_What you will do:_
Which lines of the records contain "this"? Collect every one of them.

::::::::

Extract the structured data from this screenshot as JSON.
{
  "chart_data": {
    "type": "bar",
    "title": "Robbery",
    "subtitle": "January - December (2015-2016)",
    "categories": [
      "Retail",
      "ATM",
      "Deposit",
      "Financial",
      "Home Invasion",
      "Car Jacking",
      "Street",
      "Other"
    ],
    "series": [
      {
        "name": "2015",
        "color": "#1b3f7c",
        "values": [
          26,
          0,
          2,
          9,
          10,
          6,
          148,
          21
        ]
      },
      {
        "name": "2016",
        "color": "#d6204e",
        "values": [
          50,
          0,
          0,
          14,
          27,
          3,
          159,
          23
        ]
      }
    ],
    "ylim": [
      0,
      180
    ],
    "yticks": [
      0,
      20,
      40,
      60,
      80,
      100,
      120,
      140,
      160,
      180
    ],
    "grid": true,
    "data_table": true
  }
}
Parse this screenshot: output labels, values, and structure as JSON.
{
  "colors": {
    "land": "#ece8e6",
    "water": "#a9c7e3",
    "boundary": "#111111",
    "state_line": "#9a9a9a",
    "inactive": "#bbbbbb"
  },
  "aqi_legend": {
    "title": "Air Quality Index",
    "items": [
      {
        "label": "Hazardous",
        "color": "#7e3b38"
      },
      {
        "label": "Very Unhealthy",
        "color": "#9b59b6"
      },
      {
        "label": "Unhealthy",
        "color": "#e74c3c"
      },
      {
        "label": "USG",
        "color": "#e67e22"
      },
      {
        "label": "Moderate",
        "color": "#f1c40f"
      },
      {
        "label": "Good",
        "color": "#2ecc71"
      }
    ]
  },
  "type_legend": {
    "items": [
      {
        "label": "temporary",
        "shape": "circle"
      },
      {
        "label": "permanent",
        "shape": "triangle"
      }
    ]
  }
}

::::::::

_Exercise answer:_
Extract the structured data from this screenshot as JSON.
Parse this screenshot: output labels, values, and structure as JSON.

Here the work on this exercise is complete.